**Task prompt:** Scan the entries below for the word "Daily". Copy each line that has it.

**Supplied information:**

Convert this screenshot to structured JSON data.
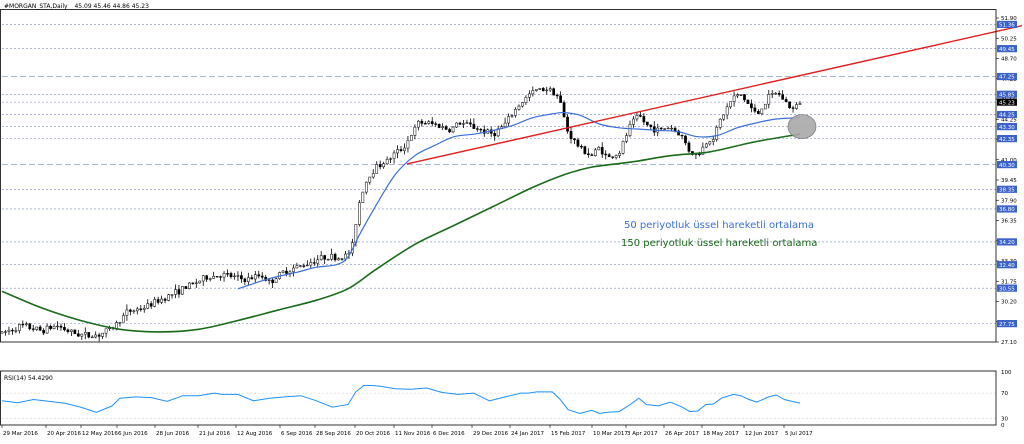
{
  "header": {
    "symbol": "#MORGAN_STA,Daily",
    "ohlc": "45.09 45.46 44.86 45.23"
  },
  "annotations": {
    "ema50": "50 periyotluk üssel hareketli ortalama",
    "ema150": "150 periyotluk üssel hareketli ortalama"
  },
  "colors": {
    "background": "#ffffff",
    "candle": "#000000",
    "ema50": "#3b6fd8",
    "ema150": "#1a6b1a",
    "trend": "#e02020",
    "rsi": "#1e90ff",
    "grid": "#7a8cc0",
    "ellipse": "#a8a8a8",
    "priceTagBg": "#3a62c8",
    "currentTagBg": "#000000"
  },
  "chart_data": [
    {
      "type": "candlestick",
      "title": "#MORGAN_STA,Daily",
      "ylim": [
        26.3,
        52.5
      ],
      "y_ticks": [
        "51.90",
        "50.25",
        "48.70",
        "47.25",
        "45.65",
        "44.25",
        "42.60",
        "41.00",
        "39.45",
        "37.90",
        "36.35",
        "34.85",
        "33.30",
        "31.75",
        "30.20",
        "28.65",
        "27.10"
      ],
      "price_tags": [
        {
          "label": "51.36",
          "value": 51.36
        },
        {
          "label": "49.45",
          "value": 49.45
        },
        {
          "label": "47.25",
          "value": 47.25
        },
        {
          "label": "45.85",
          "value": 45.85
        },
        {
          "label": "45.23",
          "value": 45.23,
          "current": true
        },
        {
          "label": "44.25",
          "value": 44.25
        },
        {
          "label": "43.30",
          "value": 43.3
        },
        {
          "label": "42.35",
          "value": 42.35
        },
        {
          "label": "40.30",
          "value": 40.3
        },
        {
          "label": "38.35",
          "value": 38.35
        },
        {
          "label": "36.80",
          "value": 36.8
        },
        {
          "label": "34.20",
          "value": 34.2
        },
        {
          "label": "32.40",
          "value": 32.4
        },
        {
          "label": "30.55",
          "value": 30.55
        },
        {
          "label": "27.75",
          "value": 27.75
        }
      ],
      "x_ticks": [
        "29 Mar 2016",
        "20 Apr 2016",
        "12 May 2016",
        "6 Jun 2016",
        "28 Jun 2016",
        "21 Jul 2016",
        "12 Aug 2016",
        "6 Sep 2016",
        "28 Sep 2016",
        "20 Oct 2016",
        "11 Nov 2016",
        "6 Dec 2016",
        "29 Dec 2016",
        "24 Jan 2017",
        "15 Feb 2017",
        "10 Mar 2017",
        "3 Apr 2017",
        "26 Apr 2017",
        "18 May 2017",
        "12 Jun 2017",
        "5 Jul 2017"
      ],
      "price_path": [
        [
          0,
          27.0
        ],
        [
          5,
          27.6
        ],
        [
          10,
          27.2
        ],
        [
          14,
          27.6
        ],
        [
          18,
          27.0
        ],
        [
          22,
          26.8
        ],
        [
          25,
          26.9
        ],
        [
          28,
          27.4
        ],
        [
          32,
          28.7
        ],
        [
          36,
          29.0
        ],
        [
          40,
          29.6
        ],
        [
          44,
          30.2
        ],
        [
          48,
          30.8
        ],
        [
          52,
          31.4
        ],
        [
          56,
          31.6
        ],
        [
          58,
          31.5
        ],
        [
          62,
          31.2
        ],
        [
          66,
          31.6
        ],
        [
          68,
          31.0
        ],
        [
          72,
          31.9
        ],
        [
          76,
          32.3
        ],
        [
          80,
          32.8
        ],
        [
          83,
          33.1
        ],
        [
          85,
          32.9
        ],
        [
          87,
          33.0
        ],
        [
          89,
          33.6
        ],
        [
          90,
          35.7
        ],
        [
          91,
          37.5
        ],
        [
          92,
          38.5
        ],
        [
          93,
          39.2
        ],
        [
          95,
          40.1
        ],
        [
          98,
          40.6
        ],
        [
          100,
          41.2
        ],
        [
          102,
          41.6
        ],
        [
          104,
          42.6
        ],
        [
          106,
          43.6
        ],
        [
          108,
          43.6
        ],
        [
          111,
          43.4
        ],
        [
          114,
          43.0
        ],
        [
          116,
          43.6
        ],
        [
          119,
          43.4
        ],
        [
          122,
          43.0
        ],
        [
          125,
          42.7
        ],
        [
          128,
          43.5
        ],
        [
          131,
          44.8
        ],
        [
          134,
          45.8
        ],
        [
          136,
          46.2
        ],
        [
          139,
          46.3
        ],
        [
          141,
          45.9
        ],
        [
          142,
          45.2
        ],
        [
          144,
          42.8
        ],
        [
          147,
          41.6
        ],
        [
          150,
          41.0
        ],
        [
          152,
          41.7
        ],
        [
          154,
          40.8
        ],
        [
          157,
          41.2
        ],
        [
          160,
          43.5
        ],
        [
          162,
          44.2
        ],
        [
          164,
          43.4
        ],
        [
          167,
          43.0
        ],
        [
          170,
          43.3
        ],
        [
          173,
          42.5
        ],
        [
          175,
          41.3
        ],
        [
          177,
          41.0
        ],
        [
          179,
          42.0
        ],
        [
          181,
          42.5
        ],
        [
          183,
          44.0
        ],
        [
          186,
          45.6
        ],
        [
          188,
          45.8
        ],
        [
          190,
          45.0
        ],
        [
          192,
          44.2
        ],
        [
          195,
          45.6
        ],
        [
          197,
          46.0
        ],
        [
          199,
          45.4
        ],
        [
          201,
          44.6
        ],
        [
          203,
          45.23
        ]
      ],
      "series": [
        {
          "name": "50 periyotluk üssel hareketli ortalama",
          "type": "line",
          "values": [
            [
              60,
              30.5
            ],
            [
              68,
              31.3
            ],
            [
              75,
              31.8
            ],
            [
              80,
              32.2
            ],
            [
              85,
              32.4
            ],
            [
              88,
              33.0
            ],
            [
              91,
              34.8
            ],
            [
              95,
              37.0
            ],
            [
              100,
              39.5
            ],
            [
              105,
              41.0
            ],
            [
              110,
              41.8
            ],
            [
              115,
              42.5
            ],
            [
              120,
              42.7
            ],
            [
              125,
              43.0
            ],
            [
              130,
              43.4
            ],
            [
              135,
              44.0
            ],
            [
              140,
              44.3
            ],
            [
              143,
              44.4
            ],
            [
              147,
              44.2
            ],
            [
              152,
              43.5
            ],
            [
              157,
              43.2
            ],
            [
              162,
              43.1
            ],
            [
              167,
              43.0
            ],
            [
              172,
              42.9
            ],
            [
              177,
              42.5
            ],
            [
              182,
              42.6
            ],
            [
              187,
              43.2
            ],
            [
              192,
              43.6
            ],
            [
              197,
              43.9
            ],
            [
              203,
              44.0
            ]
          ]
        },
        {
          "name": "150 periyotluk üssel hareketli ortalama",
          "type": "line",
          "values": [
            [
              0,
              30.3
            ],
            [
              10,
              29.0
            ],
            [
              20,
              28.0
            ],
            [
              30,
              27.3
            ],
            [
              40,
              27.1
            ],
            [
              50,
              27.3
            ],
            [
              60,
              28.0
            ],
            [
              70,
              28.8
            ],
            [
              80,
              29.6
            ],
            [
              88,
              30.5
            ],
            [
              95,
              32.0
            ],
            [
              105,
              34.0
            ],
            [
              115,
              35.5
            ],
            [
              125,
              37.0
            ],
            [
              135,
              38.5
            ],
            [
              143,
              39.5
            ],
            [
              150,
              40.1
            ],
            [
              160,
              40.5
            ],
            [
              170,
              41.0
            ],
            [
              180,
              41.3
            ],
            [
              190,
              42.0
            ],
            [
              197,
              42.4
            ],
            [
              203,
              42.7
            ]
          ]
        },
        {
          "name": "",
          "type": "trendline",
          "values": [
            [
              103,
              40.35
            ],
            [
              250,
              50.6
            ]
          ]
        }
      ],
      "highlight_ellipse": {
        "x": 203,
        "y": 43.3
      }
    },
    {
      "type": "line",
      "title": "RSI(14) 54.4290",
      "ylim": [
        20,
        100
      ],
      "y_ticks": [
        "100",
        "70",
        "30",
        "0"
      ],
      "series": [
        {
          "name": "RSI(14)",
          "values": [
            [
              0,
              58
            ],
            [
              4,
              55
            ],
            [
              8,
              60
            ],
            [
              12,
              57
            ],
            [
              16,
              54
            ],
            [
              20,
              48
            ],
            [
              24,
              40
            ],
            [
              28,
              50
            ],
            [
              30,
              62
            ],
            [
              34,
              64
            ],
            [
              38,
              63
            ],
            [
              42,
              57
            ],
            [
              46,
              66
            ],
            [
              50,
              66
            ],
            [
              54,
              70
            ],
            [
              56,
              68
            ],
            [
              60,
              68
            ],
            [
              64,
              58
            ],
            [
              68,
              62
            ],
            [
              72,
              64
            ],
            [
              76,
              66
            ],
            [
              80,
              58
            ],
            [
              84,
              48
            ],
            [
              88,
              52
            ],
            [
              90,
              72
            ],
            [
              92,
              82
            ],
            [
              94,
              82
            ],
            [
              96,
              81
            ],
            [
              100,
              77
            ],
            [
              104,
              76
            ],
            [
              108,
              78
            ],
            [
              112,
              71
            ],
            [
              116,
              68
            ],
            [
              120,
              70
            ],
            [
              124,
              58
            ],
            [
              128,
              64
            ],
            [
              132,
              70
            ],
            [
              134,
              70
            ],
            [
              136,
              72
            ],
            [
              140,
              72
            ],
            [
              142,
              60
            ],
            [
              144,
              44
            ],
            [
              147,
              38
            ],
            [
              150,
              43
            ],
            [
              152,
              38
            ],
            [
              154,
              40
            ],
            [
              157,
              41
            ],
            [
              160,
              53
            ],
            [
              162,
              62
            ],
            [
              164,
              52
            ],
            [
              167,
              50
            ],
            [
              170,
              56
            ],
            [
              173,
              48
            ],
            [
              175,
              41
            ],
            [
              177,
              42
            ],
            [
              179,
              52
            ],
            [
              181,
              53
            ],
            [
              183,
              62
            ],
            [
              186,
              68
            ],
            [
              188,
              66
            ],
            [
              190,
              60
            ],
            [
              192,
              56
            ],
            [
              195,
              64
            ],
            [
              197,
              67
            ],
            [
              199,
              60
            ],
            [
              201,
              57
            ],
            [
              203,
              54.4
            ]
          ]
        }
      ]
    }
  ]
}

**Answer to the exercise:**
    "symbol": "#MORGAN_STA,Daily",
      "title": "#MORGAN_STA,Daily",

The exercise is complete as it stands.